((

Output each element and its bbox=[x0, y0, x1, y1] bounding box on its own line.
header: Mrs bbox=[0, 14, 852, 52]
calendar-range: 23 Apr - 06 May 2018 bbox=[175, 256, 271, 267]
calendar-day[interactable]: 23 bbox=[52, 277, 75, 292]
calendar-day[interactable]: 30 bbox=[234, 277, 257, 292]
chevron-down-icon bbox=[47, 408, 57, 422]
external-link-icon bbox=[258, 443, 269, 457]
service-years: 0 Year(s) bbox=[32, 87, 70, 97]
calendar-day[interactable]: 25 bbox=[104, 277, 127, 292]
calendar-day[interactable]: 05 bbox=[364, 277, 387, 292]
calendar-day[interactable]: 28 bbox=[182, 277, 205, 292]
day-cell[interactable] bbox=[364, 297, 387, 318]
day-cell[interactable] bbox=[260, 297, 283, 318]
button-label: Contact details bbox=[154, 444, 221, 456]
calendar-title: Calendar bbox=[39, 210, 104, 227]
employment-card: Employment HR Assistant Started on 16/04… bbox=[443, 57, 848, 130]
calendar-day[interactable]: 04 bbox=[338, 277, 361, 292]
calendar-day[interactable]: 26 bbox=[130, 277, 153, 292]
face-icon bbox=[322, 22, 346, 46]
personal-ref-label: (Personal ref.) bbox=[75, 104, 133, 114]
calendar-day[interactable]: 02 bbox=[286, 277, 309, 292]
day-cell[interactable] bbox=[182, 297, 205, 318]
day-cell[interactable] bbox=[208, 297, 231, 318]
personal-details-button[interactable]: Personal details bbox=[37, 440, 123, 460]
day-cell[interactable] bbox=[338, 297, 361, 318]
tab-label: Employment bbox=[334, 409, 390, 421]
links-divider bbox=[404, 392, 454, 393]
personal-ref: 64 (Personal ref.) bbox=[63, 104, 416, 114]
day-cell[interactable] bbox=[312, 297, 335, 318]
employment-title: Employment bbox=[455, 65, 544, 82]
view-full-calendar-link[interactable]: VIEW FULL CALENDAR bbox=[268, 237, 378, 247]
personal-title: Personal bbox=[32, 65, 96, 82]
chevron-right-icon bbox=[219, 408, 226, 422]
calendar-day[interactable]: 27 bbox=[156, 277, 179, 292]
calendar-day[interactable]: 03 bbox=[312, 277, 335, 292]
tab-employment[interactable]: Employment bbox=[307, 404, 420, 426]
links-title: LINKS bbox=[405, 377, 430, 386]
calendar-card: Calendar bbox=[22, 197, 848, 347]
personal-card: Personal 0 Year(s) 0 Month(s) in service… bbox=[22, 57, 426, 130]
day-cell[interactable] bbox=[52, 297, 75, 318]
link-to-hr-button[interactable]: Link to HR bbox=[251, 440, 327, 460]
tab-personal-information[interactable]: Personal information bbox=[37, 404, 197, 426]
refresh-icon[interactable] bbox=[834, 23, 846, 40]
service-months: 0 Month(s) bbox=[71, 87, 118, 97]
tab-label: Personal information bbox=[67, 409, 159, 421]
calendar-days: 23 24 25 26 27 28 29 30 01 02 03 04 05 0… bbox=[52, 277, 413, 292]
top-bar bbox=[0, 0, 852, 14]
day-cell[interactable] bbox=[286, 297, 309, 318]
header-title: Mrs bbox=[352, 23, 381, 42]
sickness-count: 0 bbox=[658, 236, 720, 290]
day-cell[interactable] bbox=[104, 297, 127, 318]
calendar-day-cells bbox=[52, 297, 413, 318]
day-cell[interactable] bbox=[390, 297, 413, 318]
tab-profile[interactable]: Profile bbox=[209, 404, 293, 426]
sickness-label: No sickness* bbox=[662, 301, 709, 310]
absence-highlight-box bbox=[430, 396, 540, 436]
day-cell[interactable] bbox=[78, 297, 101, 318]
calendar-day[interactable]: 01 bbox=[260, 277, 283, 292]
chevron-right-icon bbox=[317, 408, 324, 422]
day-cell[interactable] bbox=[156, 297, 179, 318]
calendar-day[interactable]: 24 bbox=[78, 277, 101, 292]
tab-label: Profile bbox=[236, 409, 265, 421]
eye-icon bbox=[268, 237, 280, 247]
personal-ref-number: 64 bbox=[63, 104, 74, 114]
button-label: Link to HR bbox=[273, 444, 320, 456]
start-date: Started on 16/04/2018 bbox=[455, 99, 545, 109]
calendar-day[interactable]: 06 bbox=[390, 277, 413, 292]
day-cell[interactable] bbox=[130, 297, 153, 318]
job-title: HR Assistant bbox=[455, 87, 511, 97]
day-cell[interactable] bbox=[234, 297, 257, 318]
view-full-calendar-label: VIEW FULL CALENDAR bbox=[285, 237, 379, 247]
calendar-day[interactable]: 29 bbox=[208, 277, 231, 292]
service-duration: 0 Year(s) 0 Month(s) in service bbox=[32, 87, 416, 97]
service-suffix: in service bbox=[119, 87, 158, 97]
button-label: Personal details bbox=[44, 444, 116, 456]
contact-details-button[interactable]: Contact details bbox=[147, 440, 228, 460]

))

• **INSTRUCTIONS FOR THE TASK**
Pull out every line of the entries above that contains the string "FULL", matching uppercase and lowercase exactly.

• **EXERCISE RESULT**
view-full-calendar-link[interactable]: VIEW FULL CALENDAR bbox=[268, 237, 378, 247]
view-full-calendar-label: VIEW FULL CALENDAR bbox=[285, 237, 379, 247]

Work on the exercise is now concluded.